Written problem: Write out the records below word for word, please.

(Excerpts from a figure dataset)
[start]

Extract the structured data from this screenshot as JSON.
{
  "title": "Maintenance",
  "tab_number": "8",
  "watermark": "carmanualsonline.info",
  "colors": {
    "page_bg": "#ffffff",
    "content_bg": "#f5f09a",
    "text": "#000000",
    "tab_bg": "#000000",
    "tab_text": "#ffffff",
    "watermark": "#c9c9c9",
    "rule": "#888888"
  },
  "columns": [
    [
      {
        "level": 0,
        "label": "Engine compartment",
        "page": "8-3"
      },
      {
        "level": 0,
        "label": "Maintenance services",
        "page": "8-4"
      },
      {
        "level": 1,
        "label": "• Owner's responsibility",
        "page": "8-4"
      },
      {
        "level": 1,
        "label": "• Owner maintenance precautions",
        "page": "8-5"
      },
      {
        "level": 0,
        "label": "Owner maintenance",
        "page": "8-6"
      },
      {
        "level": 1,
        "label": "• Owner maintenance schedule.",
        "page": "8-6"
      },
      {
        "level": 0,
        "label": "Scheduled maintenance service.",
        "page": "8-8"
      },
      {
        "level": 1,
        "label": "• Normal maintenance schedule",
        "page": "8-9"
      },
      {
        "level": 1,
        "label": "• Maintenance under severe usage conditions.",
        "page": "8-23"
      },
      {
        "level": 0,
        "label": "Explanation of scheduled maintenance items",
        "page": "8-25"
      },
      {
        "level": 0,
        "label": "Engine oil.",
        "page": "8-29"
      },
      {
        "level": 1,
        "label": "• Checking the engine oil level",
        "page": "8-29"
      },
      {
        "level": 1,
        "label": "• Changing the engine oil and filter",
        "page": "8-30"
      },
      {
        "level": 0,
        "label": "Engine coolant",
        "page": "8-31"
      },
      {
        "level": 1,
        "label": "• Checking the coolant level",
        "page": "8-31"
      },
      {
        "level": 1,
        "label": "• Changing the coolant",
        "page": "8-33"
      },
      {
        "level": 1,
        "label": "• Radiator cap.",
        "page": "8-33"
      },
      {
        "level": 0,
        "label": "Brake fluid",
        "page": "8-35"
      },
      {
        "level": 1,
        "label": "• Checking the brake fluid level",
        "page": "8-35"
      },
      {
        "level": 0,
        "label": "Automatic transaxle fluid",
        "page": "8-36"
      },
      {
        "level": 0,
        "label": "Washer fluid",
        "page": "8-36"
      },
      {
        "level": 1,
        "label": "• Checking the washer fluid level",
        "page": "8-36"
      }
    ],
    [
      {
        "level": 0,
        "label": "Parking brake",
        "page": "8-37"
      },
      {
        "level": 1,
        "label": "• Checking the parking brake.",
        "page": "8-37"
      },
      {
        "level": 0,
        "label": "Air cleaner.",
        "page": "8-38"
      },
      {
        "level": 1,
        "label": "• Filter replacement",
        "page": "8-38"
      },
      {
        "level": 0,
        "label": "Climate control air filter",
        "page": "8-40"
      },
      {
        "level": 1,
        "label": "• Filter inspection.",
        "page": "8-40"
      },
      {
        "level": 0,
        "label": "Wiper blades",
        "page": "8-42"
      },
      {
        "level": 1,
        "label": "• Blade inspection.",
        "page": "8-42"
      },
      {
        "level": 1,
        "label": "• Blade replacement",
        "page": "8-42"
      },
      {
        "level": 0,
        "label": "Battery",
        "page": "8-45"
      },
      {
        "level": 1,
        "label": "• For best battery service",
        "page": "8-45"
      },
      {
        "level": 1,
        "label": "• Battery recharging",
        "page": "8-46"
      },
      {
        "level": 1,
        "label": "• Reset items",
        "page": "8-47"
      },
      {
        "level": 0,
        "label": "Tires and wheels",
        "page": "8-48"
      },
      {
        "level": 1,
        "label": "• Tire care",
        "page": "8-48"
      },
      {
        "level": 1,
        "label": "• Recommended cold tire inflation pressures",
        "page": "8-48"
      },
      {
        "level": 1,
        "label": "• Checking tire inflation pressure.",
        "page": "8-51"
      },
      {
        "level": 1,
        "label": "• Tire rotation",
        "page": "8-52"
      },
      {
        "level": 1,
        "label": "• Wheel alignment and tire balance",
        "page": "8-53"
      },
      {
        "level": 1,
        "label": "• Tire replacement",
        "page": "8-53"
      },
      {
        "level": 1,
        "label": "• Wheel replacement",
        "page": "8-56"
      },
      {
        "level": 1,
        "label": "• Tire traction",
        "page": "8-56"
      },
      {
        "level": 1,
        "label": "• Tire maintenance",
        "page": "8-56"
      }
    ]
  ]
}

[end]

Worked solution:
Extract the structured data from this screenshot as JSON.
{
  "title": "Maintenance",
  "tab_number": "8",
  "watermark": "carmanualsonline.info",
  "colors": {
    "page_bg": "#ffffff",
    "content_bg": "#f5f09a",
    "text": "#000000",
    "tab_bg": "#000000",
    "tab_text": "#ffffff",
    "watermark": "#c9c9c9",
    "rule": "#888888"
  },
  "columns": [
    [
      {
        "level": 0,
        "label": "Engine compartment",
        "page": "8-3"
      },
      {
        "level": 0,
        "label": "Maintenance services",
        "page": "8-4"
      },
      {
        "level": 1,
        "label": "• Owner's responsibility",
        "page": "8-4"
      },
      {
        "level": 1,
        "label": "• Owner maintenance precautions",
        "page": "8-5"
      },
      {
        "level": 0,
        "label": "Owner maintenance",
        "page": "8-6"
      },
      {
        "level": 1,
        "label": "• Owner maintenance schedule.",
        "page": "8-6"
      },
      {
        "level": 0,
        "label": "Scheduled maintenance service.",
        "page": "8-8"
      },
      {
        "level": 1,
        "label": "• Normal maintenance schedule",
        "page": "8-9"
      },
      {
        "level": 1,
        "label": "• Maintenance under severe usage conditions.",
        "page": "8-23"
      },
      {
        "level": 0,
        "label": "Explanation of scheduled maintenance items",
        "page": "8-25"
      },
      {
        "level": 0,
        "label": "Engine oil.",
        "page": "8-29"
      },
      {
        "level": 1,
        "label": "• Checking the engine oil level",
        "page": "8-29"
      },
      {
        "level": 1,
        "label": "• Changing the engine oil and filter",
        "page": "8-30"
      },
      {
        "level": 0,
        "label": "Engine coolant",
        "page": "8-31"
      },
      {
        "level": 1,
        "label": "• Checking the coolant level",
        "page": "8-31"
      },
      {
        "level": 1,
        "label": "• Changing the coolant",
        "page": "8-33"
      },
      {
        "level": 1,
        "label": "• Radiator cap.",
        "page": "8-33"
      },
      {
        "level": 0,
        "label": "Brake fluid",
        "page": "8-35"
      },
      {
        "level": 1,
        "label": "• Checking the brake fluid level",
        "page": "8-35"
      },
      {
        "level": 0,
        "label": "Automatic transaxle fluid",
        "page": "8-36"
      },
      {
        "level": 0,
        "label": "Washer fluid",
        "page": "8-36"
      },
      {
        "level": 1,
        "label": "• Checking the washer fluid level",
        "page": "8-36"
      }
    ],
    [
      {
        "level": 0,
        "label": "Parking brake",
        "page": "8-37"
      },
      {
        "level": 1,
        "label": "• Checking the parking brake.",
        "page": "8-37"
      },
      {
        "level": 0,
        "label": "Air cleaner.",
        "page": "8-38"
      },
      {
        "level": 1,
        "label": "• Filter replacement",
        "page": "8-38"
      },
      {
        "level": 0,
        "label": "Climate control air filter",
        "page": "8-40"
      },
      {
        "level": 1,
        "label": "• Filter inspection.",
        "page": "8-40"
      },
      {
        "level": 0,
        "label": "Wiper blades",
        "page": "8-42"
      },
      {
        "level": 1,
        "label": "• Blade inspection.",
        "page": "8-42"
      },
      {
        "level": 1,
        "label": "• Blade replacement",
        "page": "8-42"
      },
      {
        "level": 0,
        "label": "Battery",
        "page": "8-45"
      },
      {
        "level": 1,
        "label": "• For best battery service",
        "page": "8-45"
      },
      {
        "level": 1,
        "label": "• Battery recharging",
        "page": "8-46"
      },
      {
        "level": 1,
        "label": "• Reset items",
        "page": "8-47"
      },
      {
        "level": 0,
        "label": "Tires and wheels",
        "page": "8-48"
      },
      {
        "level": 1,
        "label": "• Tire care",
        "page": "8-48"
      },
      {
        "level": 1,
        "label": "• Recommended cold tire inflation pressures",
        "page": "8-48"
      },
      {
        "level": 1,
        "label": "• Checking tire inflation pressure.",
        "page": "8-51"
      },
      {
        "level": 1,
        "label": "• Tire rotation",
        "page": "8-52"
      },
      {
        "level": 1,
        "label": "• Wheel alignment and tire balance",
        "page": "8-53"
      },
      {
        "level": 1,
        "label": "• Tire replacement",
        "page": "8-53"
      },
      {
        "level": 1,
        "label": "• Wheel replacement",
        "page": "8-56"
      },
      {
        "level": 1,
        "label": "• Tire traction",
        "page": "8-56"
      },
      {
        "level": 1,
        "label": "• Tire maintenance",
        "page": "8-56"
      }
    ]
  ]
}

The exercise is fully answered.